[Request] Your task is to gather the lines below that hold the string "Jade".

[Stored records]
^^^^^^^^^^^^^^^^

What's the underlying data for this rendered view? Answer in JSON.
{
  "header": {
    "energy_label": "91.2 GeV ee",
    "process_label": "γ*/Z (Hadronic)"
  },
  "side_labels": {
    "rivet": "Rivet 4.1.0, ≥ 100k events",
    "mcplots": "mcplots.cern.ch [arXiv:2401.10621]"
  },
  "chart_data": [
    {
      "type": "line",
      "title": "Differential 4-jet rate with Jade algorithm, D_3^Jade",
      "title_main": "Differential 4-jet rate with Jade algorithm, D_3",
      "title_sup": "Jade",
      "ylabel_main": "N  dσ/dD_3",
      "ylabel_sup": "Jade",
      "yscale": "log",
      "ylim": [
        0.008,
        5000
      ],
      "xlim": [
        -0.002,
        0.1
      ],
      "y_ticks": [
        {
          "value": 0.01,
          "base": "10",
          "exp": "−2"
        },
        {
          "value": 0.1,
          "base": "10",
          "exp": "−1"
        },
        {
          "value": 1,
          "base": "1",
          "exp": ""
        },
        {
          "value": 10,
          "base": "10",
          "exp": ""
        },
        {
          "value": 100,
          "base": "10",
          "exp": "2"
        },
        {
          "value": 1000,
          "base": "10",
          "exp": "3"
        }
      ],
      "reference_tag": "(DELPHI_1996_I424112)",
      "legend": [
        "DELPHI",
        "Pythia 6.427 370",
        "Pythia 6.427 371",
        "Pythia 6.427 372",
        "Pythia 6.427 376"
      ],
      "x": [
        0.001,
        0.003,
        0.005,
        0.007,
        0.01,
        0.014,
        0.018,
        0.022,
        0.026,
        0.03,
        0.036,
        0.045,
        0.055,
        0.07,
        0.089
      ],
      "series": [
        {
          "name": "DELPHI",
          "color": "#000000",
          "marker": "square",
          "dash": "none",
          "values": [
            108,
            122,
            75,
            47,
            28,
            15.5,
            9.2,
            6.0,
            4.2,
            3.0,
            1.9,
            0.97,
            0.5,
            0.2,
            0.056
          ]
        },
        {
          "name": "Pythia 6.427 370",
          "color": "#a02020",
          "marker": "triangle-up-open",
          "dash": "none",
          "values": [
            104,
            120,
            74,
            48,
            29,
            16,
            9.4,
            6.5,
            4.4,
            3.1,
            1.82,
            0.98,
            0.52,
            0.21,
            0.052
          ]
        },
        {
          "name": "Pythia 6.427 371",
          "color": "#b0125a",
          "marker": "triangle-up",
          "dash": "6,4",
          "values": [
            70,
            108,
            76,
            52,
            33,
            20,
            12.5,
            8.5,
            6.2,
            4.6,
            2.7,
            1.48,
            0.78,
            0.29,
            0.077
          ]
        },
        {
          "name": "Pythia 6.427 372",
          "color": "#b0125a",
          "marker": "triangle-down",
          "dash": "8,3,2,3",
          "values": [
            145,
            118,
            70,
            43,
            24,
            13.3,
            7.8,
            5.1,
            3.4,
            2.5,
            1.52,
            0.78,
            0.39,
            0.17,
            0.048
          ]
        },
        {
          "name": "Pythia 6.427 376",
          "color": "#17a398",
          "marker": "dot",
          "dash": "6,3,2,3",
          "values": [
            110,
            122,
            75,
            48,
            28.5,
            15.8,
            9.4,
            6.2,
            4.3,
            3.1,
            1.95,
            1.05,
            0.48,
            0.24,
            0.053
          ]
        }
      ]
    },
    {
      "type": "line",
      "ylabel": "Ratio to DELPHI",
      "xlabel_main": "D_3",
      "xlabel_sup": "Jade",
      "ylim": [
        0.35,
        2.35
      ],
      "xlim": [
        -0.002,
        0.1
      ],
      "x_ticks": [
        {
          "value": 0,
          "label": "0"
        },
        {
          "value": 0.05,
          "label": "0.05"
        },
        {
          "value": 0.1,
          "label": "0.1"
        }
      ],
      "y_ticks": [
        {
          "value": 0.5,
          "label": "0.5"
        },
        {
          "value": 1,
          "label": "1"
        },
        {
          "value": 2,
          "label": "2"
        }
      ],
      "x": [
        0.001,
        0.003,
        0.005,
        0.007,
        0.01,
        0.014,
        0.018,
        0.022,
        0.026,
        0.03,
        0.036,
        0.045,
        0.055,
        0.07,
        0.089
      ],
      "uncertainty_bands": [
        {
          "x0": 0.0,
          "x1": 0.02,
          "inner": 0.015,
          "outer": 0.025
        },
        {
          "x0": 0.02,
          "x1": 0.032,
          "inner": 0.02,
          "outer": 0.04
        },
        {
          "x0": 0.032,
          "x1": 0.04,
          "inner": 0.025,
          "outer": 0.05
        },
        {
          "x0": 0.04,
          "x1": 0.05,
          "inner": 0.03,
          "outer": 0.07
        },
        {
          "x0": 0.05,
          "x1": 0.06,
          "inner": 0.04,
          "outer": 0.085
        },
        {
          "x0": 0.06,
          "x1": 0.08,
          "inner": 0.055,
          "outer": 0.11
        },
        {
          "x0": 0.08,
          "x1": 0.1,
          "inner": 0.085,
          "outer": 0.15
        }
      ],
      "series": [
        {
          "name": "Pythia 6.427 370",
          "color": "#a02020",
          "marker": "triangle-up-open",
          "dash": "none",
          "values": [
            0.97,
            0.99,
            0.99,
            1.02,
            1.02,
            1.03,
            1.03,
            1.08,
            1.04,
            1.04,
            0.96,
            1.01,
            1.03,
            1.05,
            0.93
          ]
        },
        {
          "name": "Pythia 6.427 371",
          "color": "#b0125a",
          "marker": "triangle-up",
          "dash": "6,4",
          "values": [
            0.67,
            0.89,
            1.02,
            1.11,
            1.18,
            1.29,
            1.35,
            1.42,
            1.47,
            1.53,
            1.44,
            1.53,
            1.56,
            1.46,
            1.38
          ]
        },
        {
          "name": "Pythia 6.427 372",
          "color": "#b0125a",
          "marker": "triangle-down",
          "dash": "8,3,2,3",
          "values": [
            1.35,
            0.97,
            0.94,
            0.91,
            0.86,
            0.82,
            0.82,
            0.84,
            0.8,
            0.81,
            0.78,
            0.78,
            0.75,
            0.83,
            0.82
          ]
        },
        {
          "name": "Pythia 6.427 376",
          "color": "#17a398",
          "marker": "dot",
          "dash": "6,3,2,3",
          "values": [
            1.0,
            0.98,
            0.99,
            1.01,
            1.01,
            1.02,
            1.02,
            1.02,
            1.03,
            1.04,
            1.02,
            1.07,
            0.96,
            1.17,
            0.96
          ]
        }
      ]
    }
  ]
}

^^^^^^^^^^^^^^^^

[Solution to the exercise]
      "title": "Differential 4-jet rate with Jade algorithm, D_3^Jade",
      "title_main": "Differential 4-jet rate with Jade algorithm, D_3",
      "title_sup": "Jade",
      "ylabel_sup": "Jade",
      "xlabel_sup": "Jade",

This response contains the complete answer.